> _DIRECTION_:
Below are the records; locate each line with the word "statistical" and copy it.

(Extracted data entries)
===============

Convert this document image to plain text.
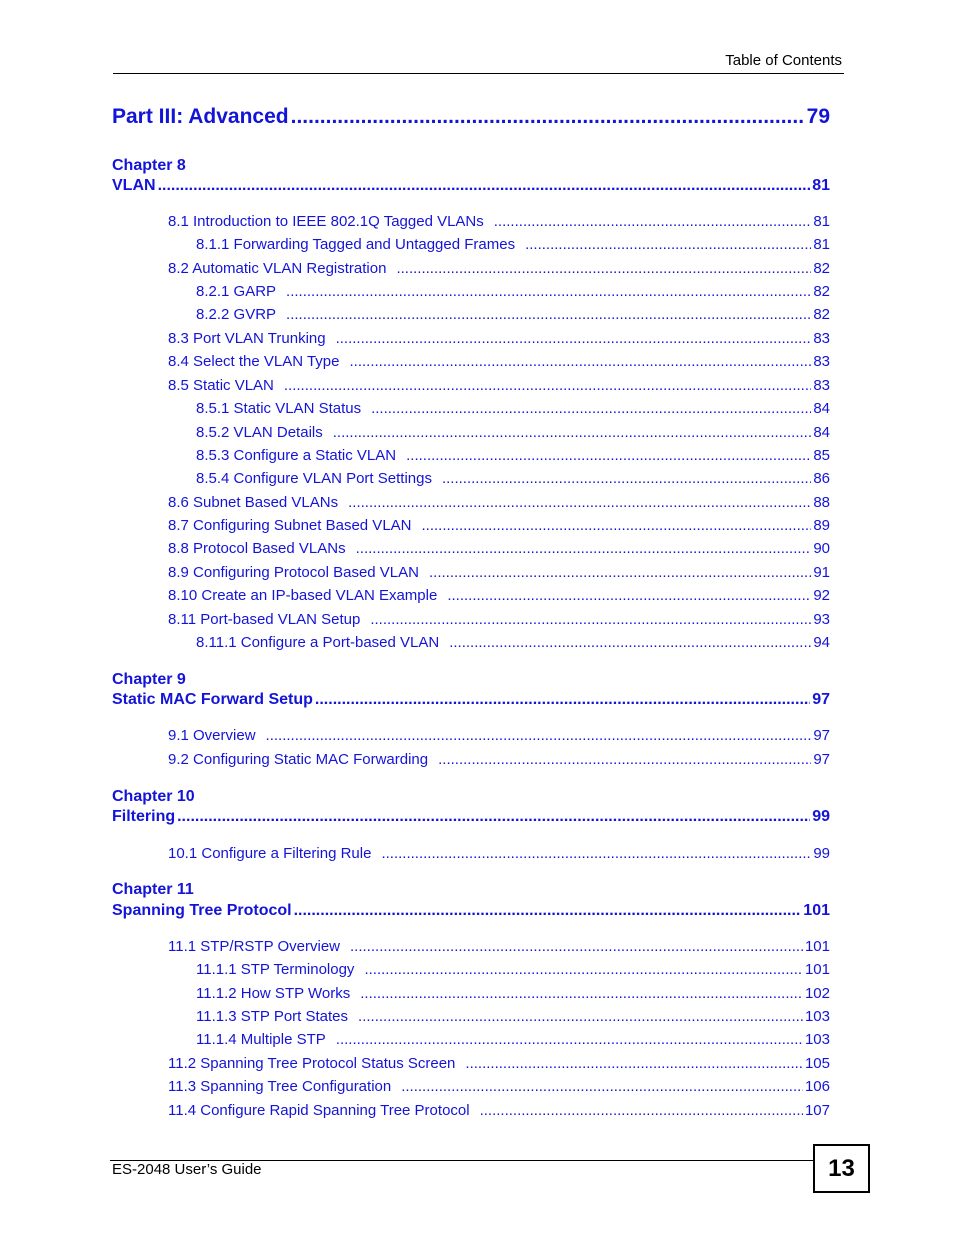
Table of Contents
Part III: Advanced .....	79
Chapter 8
VLAN .....	81
8.1 Introduction to IEEE 802.1Q Tagged VLANs .....	81
8.1.1 Forwarding Tagged and Untagged Frames .....	81
8.2 Automatic VLAN Registration .....	82
8.2.1 GARP .....	82
8.2.2 GVRP .....	82
8.3 Port VLAN Trunking .....	83
8.4 Select the VLAN Type .....	83
8.5 Static VLAN .....	83
8.5.1 Static VLAN Status .....	84
8.5.2 VLAN Details .....	84
8.5.3 Configure a Static VLAN .....	85
8.5.4 Configure VLAN Port Settings .....	86
8.6 Subnet Based VLANs .....	88
8.7 Configuring Subnet Based VLAN .....	89
8.8 Protocol Based VLANs .....	90
8.9 Configuring Protocol Based VLAN .....	91
8.10 Create an IP-based VLAN Example .....	92
8.11 Port-based VLAN Setup .....	93
8.11.1 Configure a Port-based VLAN .....	94
Chapter 9
Static MAC Forward Setup .....	97
9.1 Overview .....	97
9.2 Configuring Static MAC Forwarding .....	97
Chapter 10
Filtering .....	99
10.1 Configure a Filtering Rule .....	99
Chapter 11
Spanning Tree Protocol .....	101
11.1 STP/RSTP Overview .....	101
11.1.1 STP Terminology .....	101
11.1.2 How STP Works .....	102
11.1.3 STP Port States .....	103
11.1.4 Multiple STP .....	103
11.2 Spanning Tree Protocol Status Screen .....	105
11.3 Spanning Tree Configuration .....	106
11.4 Configure Rapid Spanning Tree Protocol .....	107
ES-2048 User’s Guide	13
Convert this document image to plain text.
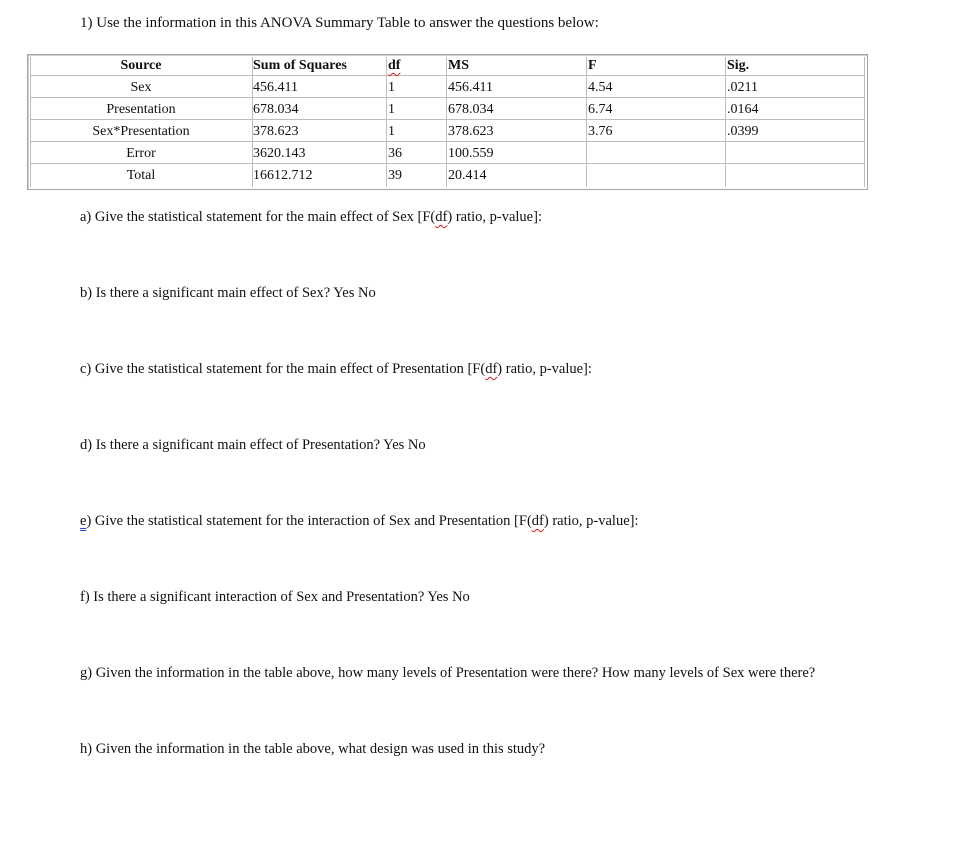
1) Use the information in this ANOVA Summary Table to answer the questions below:
Source	Sum of Squares	df	MS	F	Sig.
Sex	456.411	1	456.411	4.54	.0211
Presentation	678.034	1	678.034	6.74	.0164
Sex*Presentation	378.623	1	378.623	3.76	.0399
Error	3620.143	36	100.559
Total	16612.712	39	20.414
a) Give the statistical statement for the main effect of Sex [F(df) ratio, p-value]:
b) Is there a significant main effect of Sex? Yes No
c) Give the statistical statement for the main effect of Presentation [F(df) ratio, p-value]:
d) Is there a significant main effect of Presentation? Yes No
e) Give the statistical statement for the interaction of Sex and Presentation [F(df) ratio, p-value]:
f) Is there a significant interaction of Sex and Presentation? Yes No
g) Given the information in the table above, how many levels of Presentation were there? How many levels of Sex were there?
h) Given the information in the table above, what design was used in this study?
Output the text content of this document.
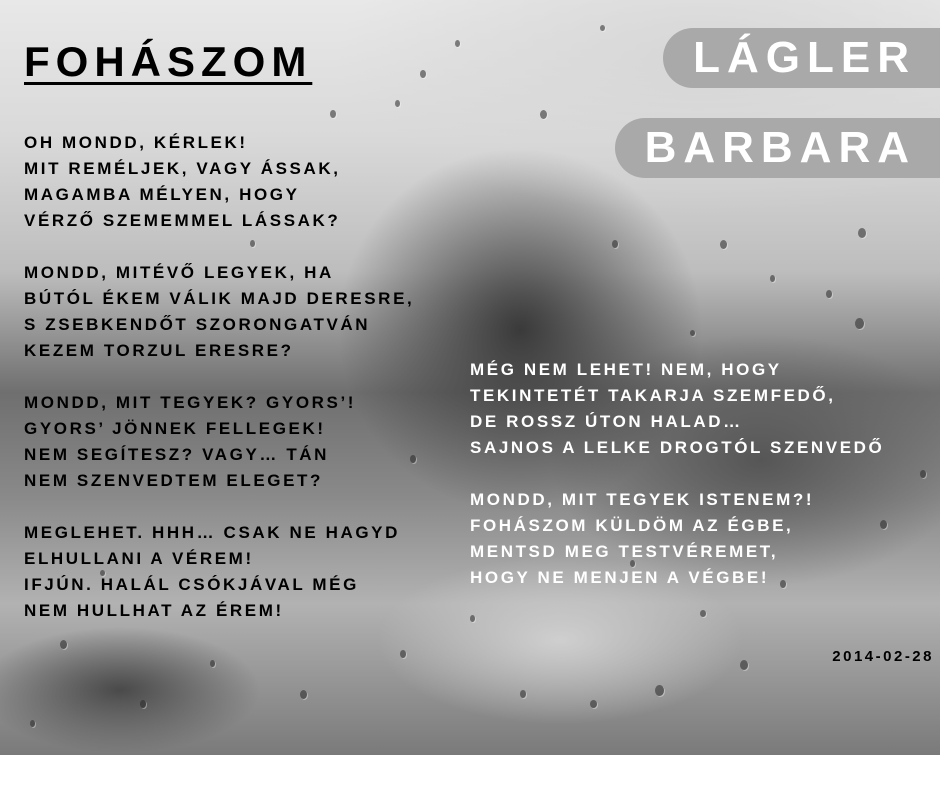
FOHÁSZOM	LÁGLER
BARBARA
OH MONDD, KÉRLEK!
MIT REMÉLJEK, VAGY ÁSSAK,
MAGAMBA MÉLYEN, HOGY
VÉRZŐ SZEMEMMEL LÁSSAK?
MONDD, MITÉVŐ LEGYEK, HA
BÚTÓL ÉKEM VÁLIK MAJD DERESRE,
S ZSEBKENDŐT SZORONGATVÁN
KEZEM TORZUL ERESRE?
MONDD, MIT TEGYEK? GYORS’!
GYORS’ JÖNNEK FELLEGEK!
NEM SEGÍTESZ? VAGY… TÁN
NEM SZENVEDTEM ELEGET?
MEGLEHET. HHH… CSAK NE HAGYD
ELHULLANI A VÉREM!
IFJÚN. HALÁL CSÓKJÁVAL MÉG
NEM HULLHAT AZ ÉREM!
MÉG NEM LEHET! NEM, HOGY
TEKINTETÉT TAKARJA SZEMFEDŐ,
DE ROSSZ ÚTON HALAD…
SAJNOS A LELKE DROGTÓL SZENVEDŐ
MONDD, MIT TEGYEK ISTENEM?!
FOHÁSZOM KÜLDÖM AZ ÉGBE,
MENTSD MEG TESTVÉREMET,
HOGY NE MENJEN A VÉGBE!
2014-02-28
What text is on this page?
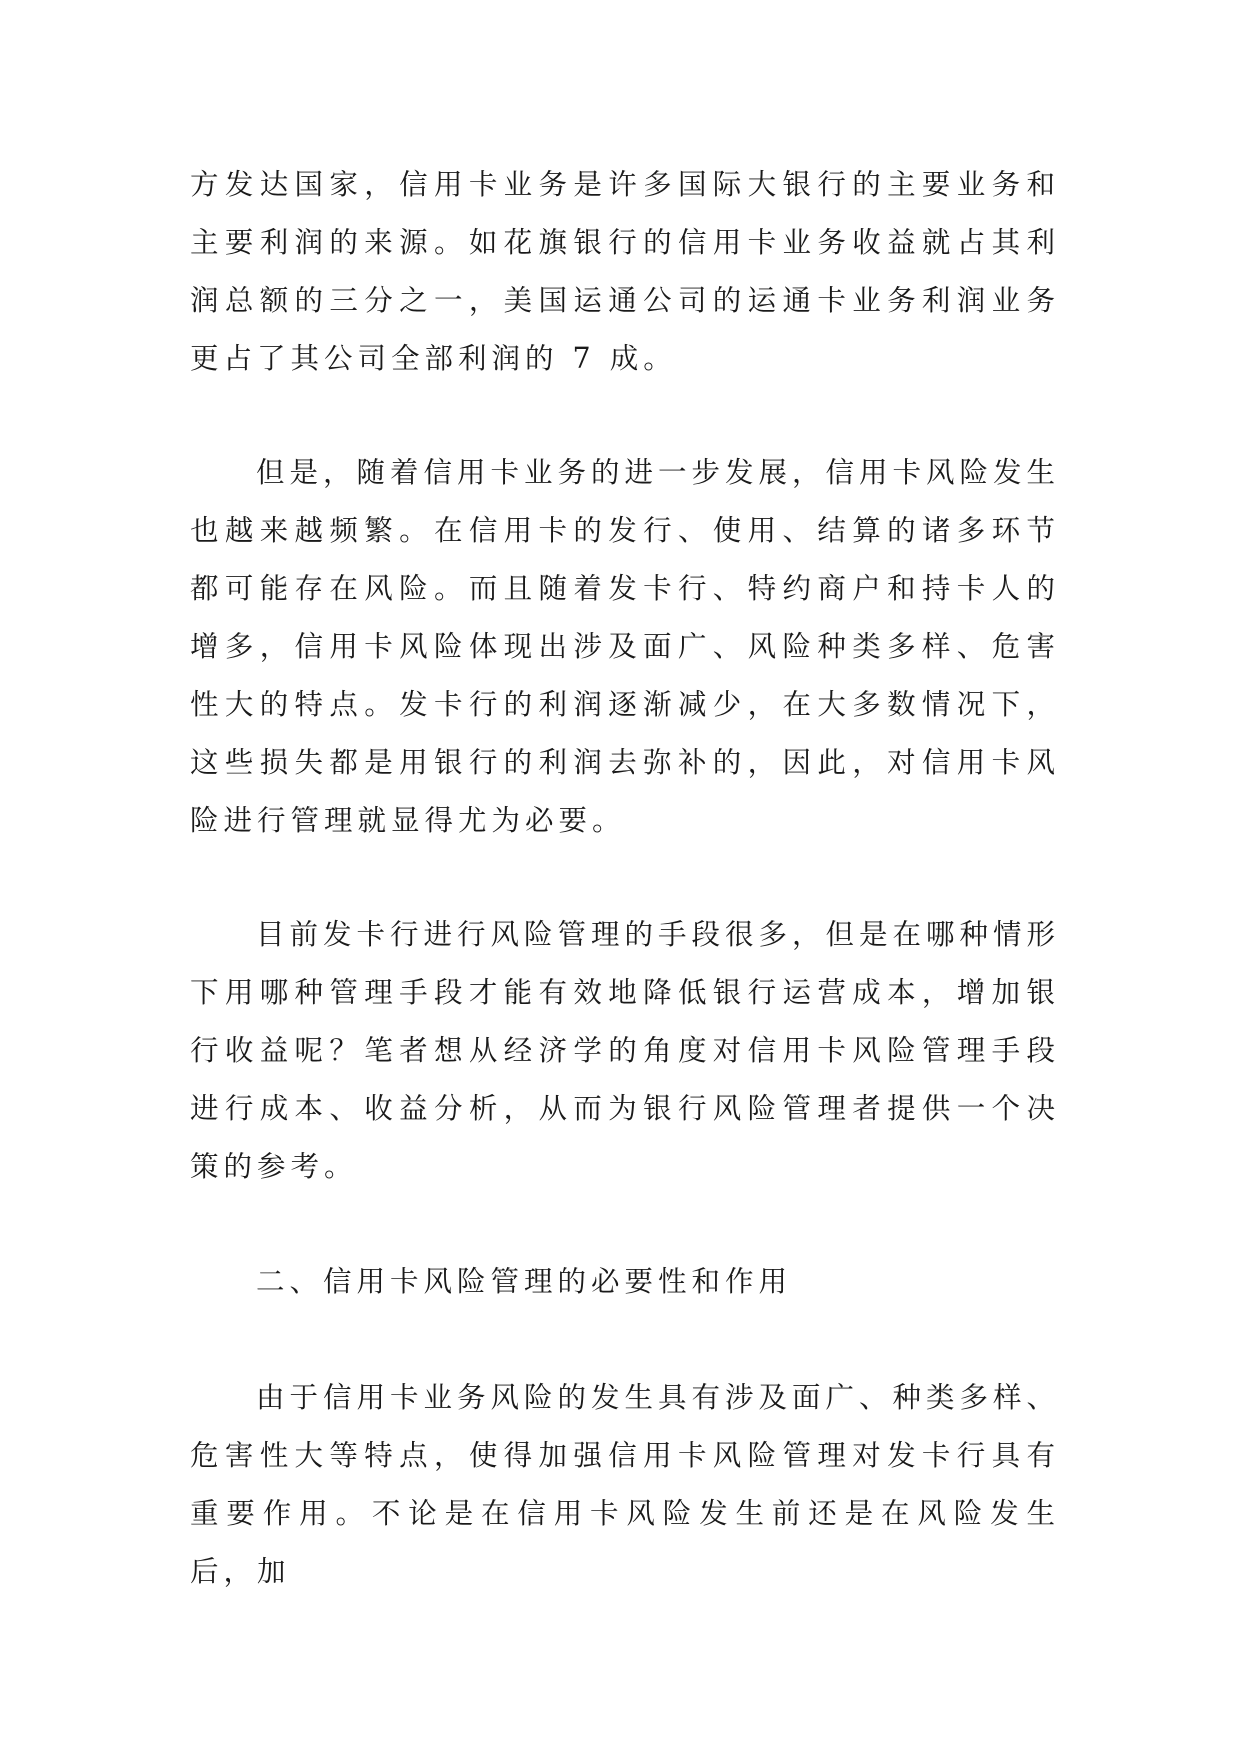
方发达国家，信用卡业务是许多国际大银行的主要业务和主要利润的来源。如花旗银行的信用卡业务收益就占其利润总额的三分之一，美国运通公司的运通卡业务利润业务更占了其公司全部利润的 7 成。

但是，随着信用卡业务的进一步发展，信用卡风险发生也越来越频繁。在信用卡的发行、使用、结算的诸多环节都可能存在风险。而且随着发卡行、特约商户和持卡人的增多，信用卡风险体现出涉及面广、风险种类多样、危害性大的特点。发卡行的利润逐渐减少，在大多数情况下，这些损失都是用银行的利润去弥补的，因此，对信用卡风险进行管理就显得尤为必要。

目前发卡行进行风险管理的手段很多，但是在哪种情形下用哪种管理手段才能有效地降低银行运营成本，增加银行收益呢？笔者想从经济学的角度对信用卡风险管理手段进行成本、收益分析，从而为银行风险管理者提供一个决策的参考。

二、信用卡风险管理的必要性和作用

由于信用卡业务风险的发生具有涉及面广、种类多样、危害性大等特点，使得加强信用卡风险管理对发卡行具有重要作用。不论是在信用卡风险发生前还是在风险发生后，加
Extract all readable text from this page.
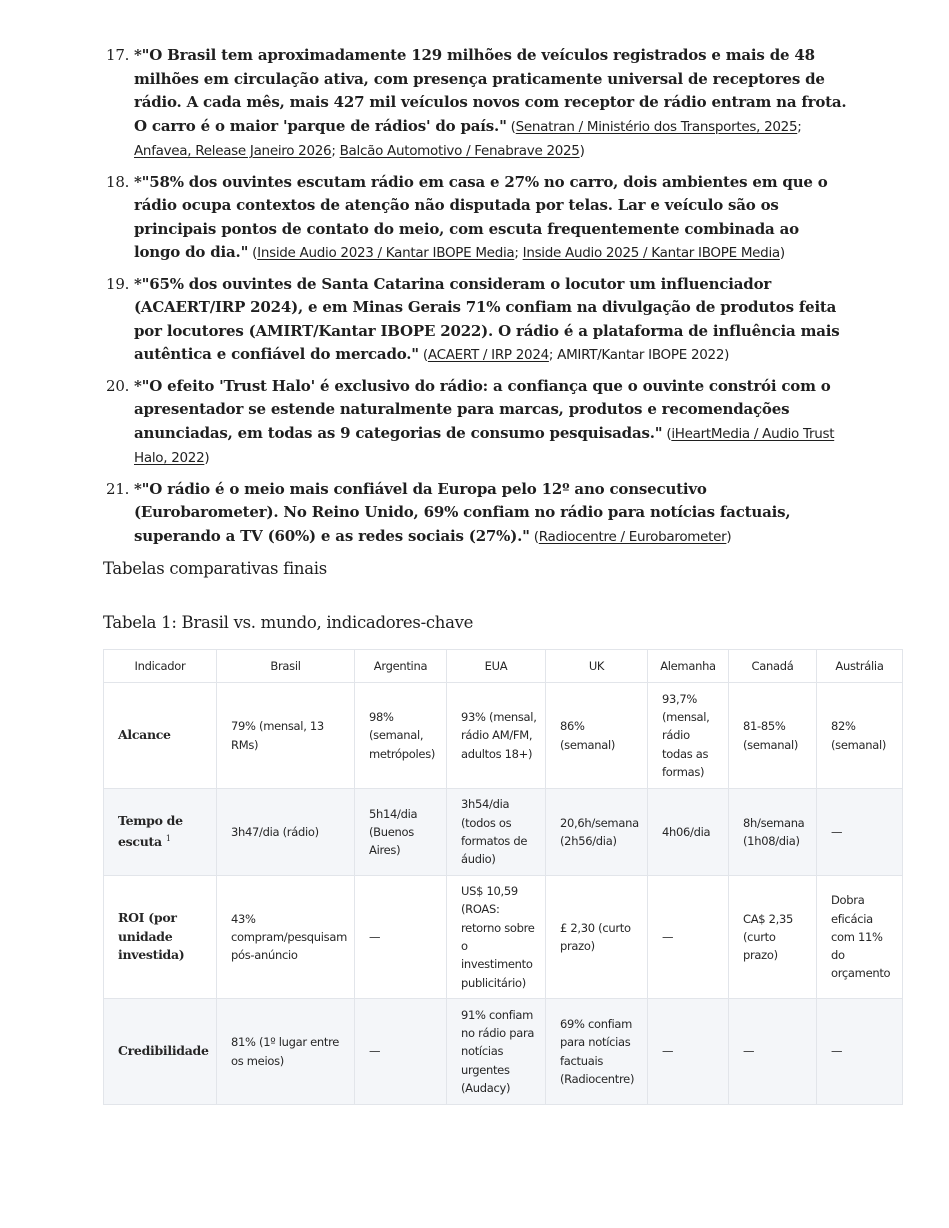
17. *"O Brasil tem aproximadamente 129 milhões de veículos registrados e mais de 48 milhões em circulação ativa, com presença praticamente universal de receptores de rádio. A cada mês, mais 427 mil veículos novos com receptor de rádio entram na frota. O carro é o maior 'parque de rádios' do país." (Senatran / Ministério dos Transportes, 2025; Anfavea, Release Janeiro 2026; Balcão Automotivo / Fenabrave 2025)
18. *"58% dos ouvintes escutam rádio em casa e 27% no carro, dois ambientes em que o rádio ocupa contextos de atenção não disputada por telas. Lar e veículo são os principais pontos de contato do meio, com escuta frequentemente combinada ao longo do dia." (Inside Audio 2023 / Kantar IBOPE Media; Inside Audio 2025 / Kantar IBOPE Media)
19. *"65% dos ouvintes de Santa Catarina consideram o locutor um influenciador (ACAERT/IRP 2024), e em Minas Gerais 71% confiam na divulgação de produtos feita por locutores (AMIRT/Kantar IBOPE 2022). O rádio é a plataforma de influência mais autêntica e confiável do mercado." (ACAERT / IRP 2024; AMIRT/Kantar IBOPE 2022)
20. *"O efeito 'Trust Halo' é exclusivo do rádio: a confiança que o ouvinte constrói com o apresentador se estende naturalmente para marcas, produtos e recomendações anunciadas, em todas as 9 categorias de consumo pesquisadas." (iHeartMedia / Audio Trust Halo, 2022)
21. *"O rádio é o meio mais confiável da Europa pelo 12º ano consecutivo (Eurobarometer). No Reino Unido, 69% confiam no rádio para notícias factuais, superando a TV (60%) e as redes sociais (27%)." (Radiocentre / Eurobarometer)
Tabelas comparativas finais
Tabela 1: Brasil vs. mundo, indicadores-chave
Indicador	Brasil	Argentina	EUA	UK	Alemanha	Canadá	Austrália
Alcance	79% (mensal, 13 RMs)	98% (semanal, metrópoles)	93% (mensal, rádio AM/FM, adultos 18+)	86% (semanal)	93,7% (mensal, rádio todas as formas)	81-85% (semanal)	82% (semanal)
Tempo de escuta $^1$	3h47/dia (rádio)	5h14/dia (Buenos Aires)	3h54/dia (todos os formatos de áudio)	20,6h/semana (2h56/dia)	4h06/dia	8h/semana (1h08/dia)	—
ROI (por unidade investida)	43% compram/pesquisam pós-anúncio	—	US$ 10,59 (ROAS: retorno sobre o investimento publicitário)	£ 2,30 (curto prazo)	—	CA$ 2,35 (curto prazo)	Dobra eficácia com 11% do orçamento
Credibilidade	81% (1º lugar entre os meios)	—	91% confiam no rádio para notícias urgentes (Audacy)	69% confiam para notícias factuais (Radiocentre)	—	—	—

===============

> _ANSWER TO THIS TASK_:
a) Give the statistical statement for the main effect of Sex [F(df) ratio, p-value]:
c) Give the statistical statement for the main effect of Presentation [F(df) ratio, p-value]:
e) Give the statistical statement for the interaction of Sex and Presentation [F(df) ratio, p-value]:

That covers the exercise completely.